Given records start
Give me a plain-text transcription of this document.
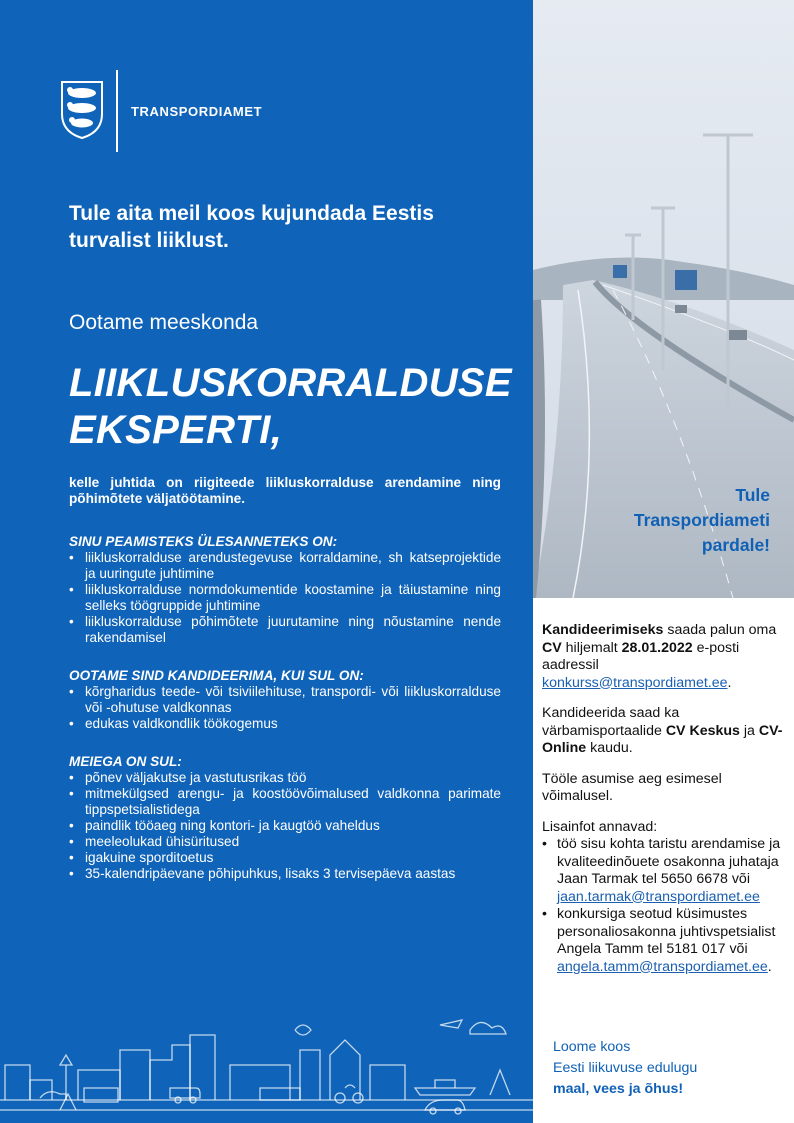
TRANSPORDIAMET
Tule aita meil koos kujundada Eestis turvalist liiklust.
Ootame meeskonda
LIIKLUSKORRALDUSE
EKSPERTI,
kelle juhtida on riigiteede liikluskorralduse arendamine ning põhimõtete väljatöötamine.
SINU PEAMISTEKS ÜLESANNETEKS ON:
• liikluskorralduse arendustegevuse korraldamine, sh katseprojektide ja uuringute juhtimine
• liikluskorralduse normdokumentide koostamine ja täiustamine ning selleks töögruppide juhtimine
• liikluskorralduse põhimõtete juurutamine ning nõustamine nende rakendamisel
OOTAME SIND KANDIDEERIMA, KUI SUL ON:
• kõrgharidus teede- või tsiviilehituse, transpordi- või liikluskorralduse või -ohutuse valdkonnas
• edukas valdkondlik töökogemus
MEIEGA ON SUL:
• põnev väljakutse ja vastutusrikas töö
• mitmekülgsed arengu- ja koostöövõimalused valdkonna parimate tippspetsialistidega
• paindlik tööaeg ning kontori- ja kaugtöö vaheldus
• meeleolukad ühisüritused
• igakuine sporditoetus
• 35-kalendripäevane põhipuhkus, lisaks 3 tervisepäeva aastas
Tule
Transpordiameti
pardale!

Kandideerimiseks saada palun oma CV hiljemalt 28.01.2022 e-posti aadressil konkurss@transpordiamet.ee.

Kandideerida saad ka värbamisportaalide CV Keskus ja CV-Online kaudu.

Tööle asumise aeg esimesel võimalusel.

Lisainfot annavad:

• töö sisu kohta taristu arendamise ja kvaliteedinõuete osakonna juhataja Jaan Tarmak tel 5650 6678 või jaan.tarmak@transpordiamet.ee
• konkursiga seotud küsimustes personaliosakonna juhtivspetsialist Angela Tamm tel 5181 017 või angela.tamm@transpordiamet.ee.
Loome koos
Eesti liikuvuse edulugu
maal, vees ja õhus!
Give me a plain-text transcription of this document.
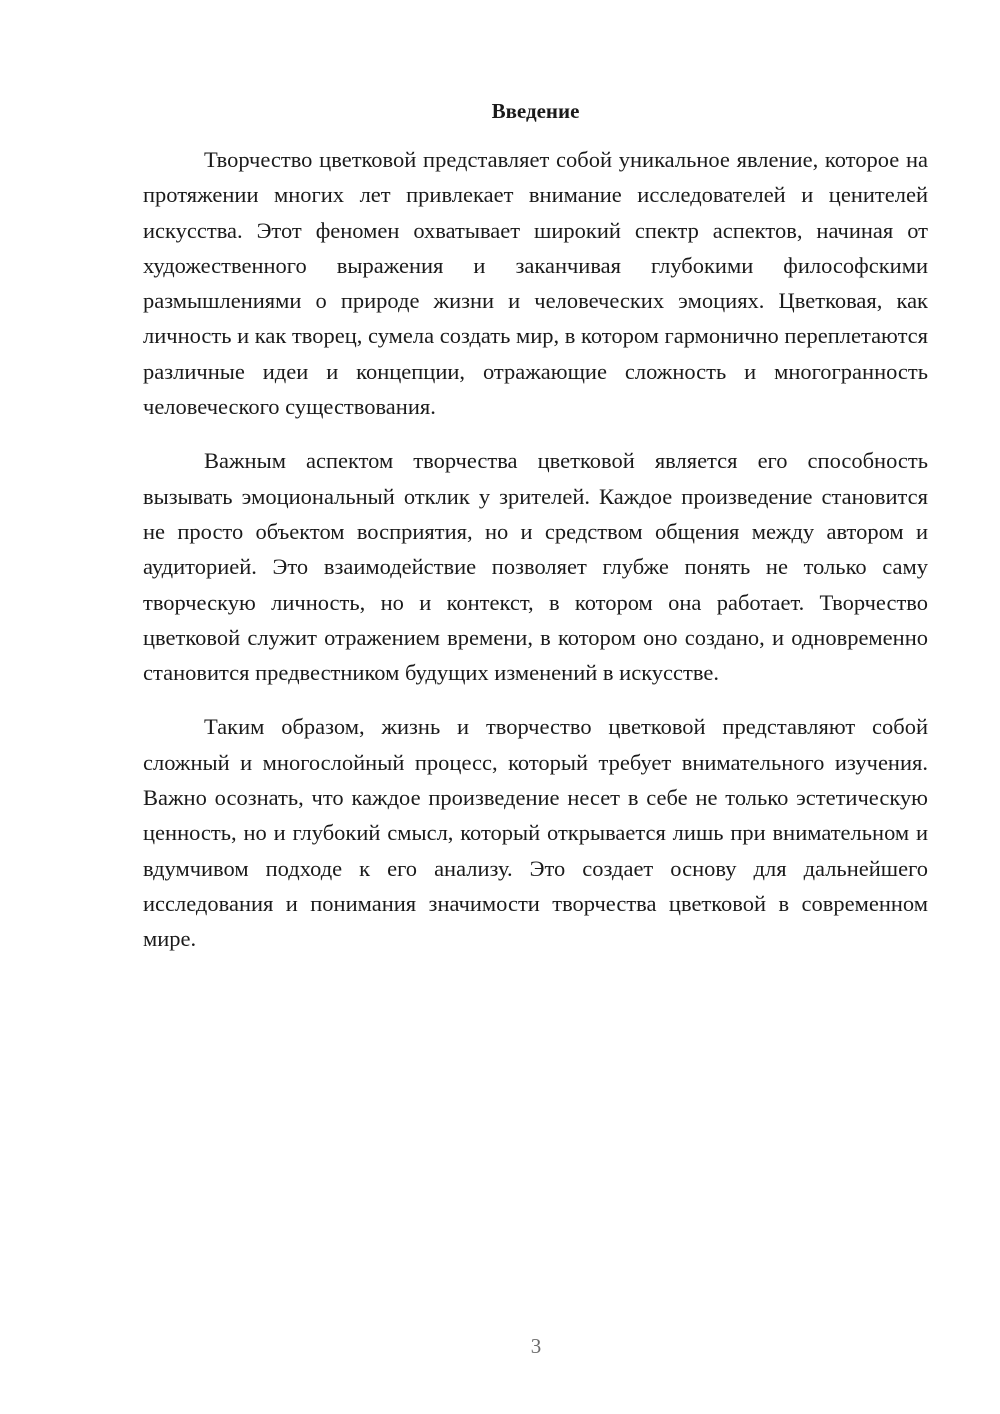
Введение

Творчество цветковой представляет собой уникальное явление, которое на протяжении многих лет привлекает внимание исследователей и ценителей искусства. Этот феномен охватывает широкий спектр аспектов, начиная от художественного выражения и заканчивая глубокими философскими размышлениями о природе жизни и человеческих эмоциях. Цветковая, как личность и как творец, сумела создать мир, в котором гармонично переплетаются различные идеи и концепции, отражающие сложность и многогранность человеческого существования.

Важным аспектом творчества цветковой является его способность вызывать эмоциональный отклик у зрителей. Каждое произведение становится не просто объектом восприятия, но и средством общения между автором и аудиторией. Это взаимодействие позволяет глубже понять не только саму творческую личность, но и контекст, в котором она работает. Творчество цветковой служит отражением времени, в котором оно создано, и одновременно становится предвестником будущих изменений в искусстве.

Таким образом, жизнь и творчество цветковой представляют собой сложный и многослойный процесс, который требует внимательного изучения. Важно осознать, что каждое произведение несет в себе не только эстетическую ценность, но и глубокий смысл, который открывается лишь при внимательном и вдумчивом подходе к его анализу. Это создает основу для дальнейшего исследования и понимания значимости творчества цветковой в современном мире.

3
Given records end
* _Stated exercise_
From the listing above, return each line with the word "juhtimine".

* _Task result_
• liikluskorralduse arendustegevuse korraldamine, sh katseprojektide ja uuringute juhtimine
• liikluskorralduse normdokumentide koostamine ja täiustamine ning selleks töögruppide juhtimine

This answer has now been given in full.